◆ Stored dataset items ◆
****************************************

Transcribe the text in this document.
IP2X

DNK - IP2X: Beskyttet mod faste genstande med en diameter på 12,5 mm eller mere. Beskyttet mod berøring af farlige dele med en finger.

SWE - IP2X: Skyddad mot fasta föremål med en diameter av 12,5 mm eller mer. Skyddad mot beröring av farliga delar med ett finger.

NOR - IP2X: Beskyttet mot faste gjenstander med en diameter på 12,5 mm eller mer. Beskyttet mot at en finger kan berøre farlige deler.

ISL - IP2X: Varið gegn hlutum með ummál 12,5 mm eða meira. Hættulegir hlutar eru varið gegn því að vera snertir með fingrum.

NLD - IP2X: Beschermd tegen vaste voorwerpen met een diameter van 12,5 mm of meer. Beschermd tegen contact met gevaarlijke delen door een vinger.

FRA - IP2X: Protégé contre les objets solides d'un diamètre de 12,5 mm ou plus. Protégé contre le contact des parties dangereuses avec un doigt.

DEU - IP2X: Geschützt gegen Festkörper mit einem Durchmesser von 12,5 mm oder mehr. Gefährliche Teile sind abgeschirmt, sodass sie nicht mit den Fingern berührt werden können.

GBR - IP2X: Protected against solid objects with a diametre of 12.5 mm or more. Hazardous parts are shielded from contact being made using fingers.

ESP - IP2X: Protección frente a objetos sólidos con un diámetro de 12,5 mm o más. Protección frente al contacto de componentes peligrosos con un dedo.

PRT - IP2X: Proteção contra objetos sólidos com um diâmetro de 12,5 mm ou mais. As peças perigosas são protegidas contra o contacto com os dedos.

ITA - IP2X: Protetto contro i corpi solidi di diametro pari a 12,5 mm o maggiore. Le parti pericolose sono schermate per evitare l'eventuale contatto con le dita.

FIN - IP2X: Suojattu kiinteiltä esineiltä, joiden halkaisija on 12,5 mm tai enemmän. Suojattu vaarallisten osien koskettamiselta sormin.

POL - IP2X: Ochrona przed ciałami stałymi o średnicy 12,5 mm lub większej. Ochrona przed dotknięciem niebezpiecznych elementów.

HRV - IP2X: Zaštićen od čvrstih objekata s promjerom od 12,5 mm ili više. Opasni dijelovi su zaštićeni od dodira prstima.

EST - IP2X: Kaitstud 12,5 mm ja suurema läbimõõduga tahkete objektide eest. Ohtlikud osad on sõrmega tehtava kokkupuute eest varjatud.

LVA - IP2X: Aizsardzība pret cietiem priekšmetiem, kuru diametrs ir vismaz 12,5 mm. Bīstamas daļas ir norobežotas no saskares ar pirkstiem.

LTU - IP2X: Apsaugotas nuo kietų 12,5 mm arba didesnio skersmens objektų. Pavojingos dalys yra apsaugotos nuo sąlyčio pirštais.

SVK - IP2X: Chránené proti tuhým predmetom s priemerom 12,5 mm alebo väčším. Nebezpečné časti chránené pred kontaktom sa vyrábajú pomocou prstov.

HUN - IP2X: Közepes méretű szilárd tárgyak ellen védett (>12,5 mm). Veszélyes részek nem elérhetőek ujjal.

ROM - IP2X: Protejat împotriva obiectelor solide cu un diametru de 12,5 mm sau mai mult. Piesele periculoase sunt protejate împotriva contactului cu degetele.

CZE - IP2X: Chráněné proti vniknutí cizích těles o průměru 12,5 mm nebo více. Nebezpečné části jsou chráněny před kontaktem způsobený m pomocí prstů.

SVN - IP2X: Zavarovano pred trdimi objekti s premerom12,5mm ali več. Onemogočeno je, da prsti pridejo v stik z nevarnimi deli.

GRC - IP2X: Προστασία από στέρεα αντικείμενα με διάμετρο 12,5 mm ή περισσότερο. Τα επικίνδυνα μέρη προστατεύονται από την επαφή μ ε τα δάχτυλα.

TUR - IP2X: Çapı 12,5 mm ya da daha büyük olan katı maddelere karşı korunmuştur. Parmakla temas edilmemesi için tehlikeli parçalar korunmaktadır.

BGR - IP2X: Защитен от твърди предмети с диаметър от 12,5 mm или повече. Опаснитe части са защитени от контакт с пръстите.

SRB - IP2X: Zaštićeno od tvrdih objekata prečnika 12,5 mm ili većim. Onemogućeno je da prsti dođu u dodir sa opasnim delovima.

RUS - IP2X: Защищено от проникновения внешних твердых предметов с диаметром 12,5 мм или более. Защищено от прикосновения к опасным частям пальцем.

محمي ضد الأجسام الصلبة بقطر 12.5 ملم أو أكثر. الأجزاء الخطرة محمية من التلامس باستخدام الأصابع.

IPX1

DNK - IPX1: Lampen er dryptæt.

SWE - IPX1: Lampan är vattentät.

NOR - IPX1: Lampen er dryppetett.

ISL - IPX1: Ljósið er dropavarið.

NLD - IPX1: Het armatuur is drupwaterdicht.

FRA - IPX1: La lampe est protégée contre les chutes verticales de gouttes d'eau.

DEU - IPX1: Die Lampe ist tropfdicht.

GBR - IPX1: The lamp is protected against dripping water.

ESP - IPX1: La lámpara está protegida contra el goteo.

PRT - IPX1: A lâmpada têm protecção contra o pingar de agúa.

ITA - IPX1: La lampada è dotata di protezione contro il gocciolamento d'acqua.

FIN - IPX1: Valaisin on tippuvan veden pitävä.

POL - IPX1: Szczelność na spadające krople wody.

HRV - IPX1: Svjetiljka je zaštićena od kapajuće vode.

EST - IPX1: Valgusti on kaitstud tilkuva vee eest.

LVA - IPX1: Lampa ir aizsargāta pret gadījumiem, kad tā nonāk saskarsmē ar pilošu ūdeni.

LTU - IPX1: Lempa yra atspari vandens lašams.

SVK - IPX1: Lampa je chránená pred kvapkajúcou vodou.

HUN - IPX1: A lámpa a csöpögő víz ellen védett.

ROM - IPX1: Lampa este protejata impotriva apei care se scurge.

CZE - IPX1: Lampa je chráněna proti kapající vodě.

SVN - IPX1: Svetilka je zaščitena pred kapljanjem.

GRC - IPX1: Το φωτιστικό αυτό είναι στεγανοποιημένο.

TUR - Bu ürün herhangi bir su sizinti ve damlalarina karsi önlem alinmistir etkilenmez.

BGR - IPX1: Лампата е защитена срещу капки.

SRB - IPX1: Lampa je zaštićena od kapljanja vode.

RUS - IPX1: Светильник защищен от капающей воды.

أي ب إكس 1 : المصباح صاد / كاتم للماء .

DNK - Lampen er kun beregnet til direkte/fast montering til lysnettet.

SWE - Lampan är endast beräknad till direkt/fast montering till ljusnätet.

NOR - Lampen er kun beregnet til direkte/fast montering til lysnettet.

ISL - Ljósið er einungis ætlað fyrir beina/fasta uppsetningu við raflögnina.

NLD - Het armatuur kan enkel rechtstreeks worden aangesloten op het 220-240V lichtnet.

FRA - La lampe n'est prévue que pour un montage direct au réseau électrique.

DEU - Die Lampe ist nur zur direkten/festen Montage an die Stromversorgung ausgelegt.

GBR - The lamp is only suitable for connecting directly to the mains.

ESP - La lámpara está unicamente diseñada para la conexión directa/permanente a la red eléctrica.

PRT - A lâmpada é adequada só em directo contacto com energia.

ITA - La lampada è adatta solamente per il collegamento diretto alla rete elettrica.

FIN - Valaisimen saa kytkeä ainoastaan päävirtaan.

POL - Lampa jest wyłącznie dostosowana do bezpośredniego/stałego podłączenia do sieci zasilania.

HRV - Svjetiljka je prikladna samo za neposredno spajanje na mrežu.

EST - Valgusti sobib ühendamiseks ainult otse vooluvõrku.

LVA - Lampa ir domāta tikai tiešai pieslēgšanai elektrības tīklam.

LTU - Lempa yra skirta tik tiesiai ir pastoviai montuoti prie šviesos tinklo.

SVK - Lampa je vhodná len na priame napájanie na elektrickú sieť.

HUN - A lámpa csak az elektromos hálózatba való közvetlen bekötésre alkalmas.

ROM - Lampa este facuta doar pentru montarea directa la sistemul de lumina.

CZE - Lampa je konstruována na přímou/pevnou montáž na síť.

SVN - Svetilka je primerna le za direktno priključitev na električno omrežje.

****************************************

◆ WORK TO DO ◆
Find "Lempa". Copy every line it occurs in.

◆ THE REPLY ◆
LTU - IPX1: Lempa yra atspari vandens lašams.
LTU - Lempa yra skirta tik tiesiai ir pastoviai montuoti prie šviesos tinklo.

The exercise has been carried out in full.